---------- Supplied records ----------

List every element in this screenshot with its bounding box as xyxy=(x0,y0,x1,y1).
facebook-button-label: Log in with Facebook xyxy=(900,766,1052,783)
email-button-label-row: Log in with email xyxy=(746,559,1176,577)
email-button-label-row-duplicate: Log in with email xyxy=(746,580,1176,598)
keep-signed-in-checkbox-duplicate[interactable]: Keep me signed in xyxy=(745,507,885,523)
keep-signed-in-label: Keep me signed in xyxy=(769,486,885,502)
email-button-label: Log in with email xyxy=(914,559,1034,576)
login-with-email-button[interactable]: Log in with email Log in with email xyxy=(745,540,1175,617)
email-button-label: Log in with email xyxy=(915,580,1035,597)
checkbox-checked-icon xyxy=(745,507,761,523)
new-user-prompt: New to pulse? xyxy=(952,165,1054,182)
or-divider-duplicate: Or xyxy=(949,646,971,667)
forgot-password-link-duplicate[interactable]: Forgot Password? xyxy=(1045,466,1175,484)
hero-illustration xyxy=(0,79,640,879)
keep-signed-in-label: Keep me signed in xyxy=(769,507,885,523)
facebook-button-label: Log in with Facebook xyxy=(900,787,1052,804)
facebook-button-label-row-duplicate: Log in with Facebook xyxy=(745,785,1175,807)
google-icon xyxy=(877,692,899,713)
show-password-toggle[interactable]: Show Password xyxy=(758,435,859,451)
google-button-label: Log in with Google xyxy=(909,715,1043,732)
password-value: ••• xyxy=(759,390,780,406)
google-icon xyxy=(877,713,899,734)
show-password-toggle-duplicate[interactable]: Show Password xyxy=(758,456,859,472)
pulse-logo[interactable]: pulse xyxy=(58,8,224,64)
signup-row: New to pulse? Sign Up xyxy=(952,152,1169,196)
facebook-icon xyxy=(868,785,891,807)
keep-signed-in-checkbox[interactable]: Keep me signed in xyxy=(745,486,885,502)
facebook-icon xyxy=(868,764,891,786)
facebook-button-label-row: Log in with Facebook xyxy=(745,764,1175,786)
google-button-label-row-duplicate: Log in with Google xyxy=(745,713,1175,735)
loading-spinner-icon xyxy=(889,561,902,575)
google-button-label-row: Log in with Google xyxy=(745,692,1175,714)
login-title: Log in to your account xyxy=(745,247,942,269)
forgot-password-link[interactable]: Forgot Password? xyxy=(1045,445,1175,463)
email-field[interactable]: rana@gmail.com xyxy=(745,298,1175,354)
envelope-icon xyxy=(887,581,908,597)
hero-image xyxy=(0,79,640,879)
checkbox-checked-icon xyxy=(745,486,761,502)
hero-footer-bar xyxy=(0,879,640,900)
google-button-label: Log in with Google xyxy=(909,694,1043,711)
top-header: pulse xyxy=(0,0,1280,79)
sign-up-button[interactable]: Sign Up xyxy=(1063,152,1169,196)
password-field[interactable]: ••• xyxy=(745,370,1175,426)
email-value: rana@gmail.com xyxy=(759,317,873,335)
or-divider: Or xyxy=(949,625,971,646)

----------

Description of the task
Write out these lines again with every "Keep me signed in" replaced by "Remember me", keeping everything else the same.

Solution
List every element in this screenshot with its bounding box as xyxy=(x0,y0,x1,y1).
facebook-button-label: Log in with Facebook xyxy=(900,766,1052,783)
email-button-label-row: Log in with email xyxy=(746,559,1176,577)
email-button-label-row-duplicate: Log in with email xyxy=(746,580,1176,598)
keep-signed-in-checkbox-duplicate[interactable]: Remember me xyxy=(745,507,885,523)
keep-signed-in-label: Remember me xyxy=(769,486,885,502)
email-button-label: Log in with email xyxy=(914,559,1034,576)
login-with-email-button[interactable]: Log in with email Log in with email xyxy=(745,540,1175,617)
email-button-label: Log in with email xyxy=(915,580,1035,597)
checkbox-checked-icon xyxy=(745,507,761,523)
new-user-prompt: New to pulse? xyxy=(952,165,1054,182)
or-divider-duplicate: Or xyxy=(949,646,971,667)
forgot-password-link-duplicate[interactable]: Forgot Password? xyxy=(1045,466,1175,484)
hero-illustration xyxy=(0,79,640,879)
keep-signed-in-label: Remember me xyxy=(769,507,885,523)
facebook-button-label: Log in with Facebook xyxy=(900,787,1052,804)
facebook-button-label-row-duplicate: Log in with Facebook xyxy=(745,785,1175,807)
google-icon xyxy=(877,692,899,713)
show-password-toggle[interactable]: Show Password xyxy=(758,435,859,451)
google-button-label: Log in with Google xyxy=(909,715,1043,732)
password-value: ••• xyxy=(759,390,780,406)
google-icon xyxy=(877,713,899,734)
show-password-toggle-duplicate[interactable]: Show Password xyxy=(758,456,859,472)
pulse-logo[interactable]: pulse xyxy=(58,8,224,64)
signup-row: New to pulse? Sign Up xyxy=(952,152,1169,196)
facebook-icon xyxy=(868,785,891,807)
keep-signed-in-checkbox[interactable]: Remember me xyxy=(745,486,885,502)
facebook-icon xyxy=(868,764,891,786)
facebook-button-label-row: Log in with Facebook xyxy=(745,764,1175,786)
google-button-label-row-duplicate: Log in with Google xyxy=(745,713,1175,735)
loading-spinner-icon xyxy=(889,561,902,575)
google-button-label-row: Log in with Google xyxy=(745,692,1175,714)
login-title: Log in to your account xyxy=(745,247,942,269)
forgot-password-link[interactable]: Forgot Password? xyxy=(1045,445,1175,463)
email-field[interactable]: rana@gmail.com xyxy=(745,298,1175,354)
envelope-icon xyxy=(887,581,908,597)
hero-image xyxy=(0,79,640,879)
checkbox-checked-icon xyxy=(745,486,761,502)
hero-footer-bar xyxy=(0,879,640,900)
google-button-label: Log in with Google xyxy=(909,694,1043,711)
top-header: pulse xyxy=(0,0,1280,79)
sign-up-button[interactable]: Sign Up xyxy=(1063,152,1169,196)
password-field[interactable]: ••• xyxy=(745,370,1175,426)
email-value: rana@gmail.com xyxy=(759,317,873,335)
or-divider: Or xyxy=(949,625,971,646)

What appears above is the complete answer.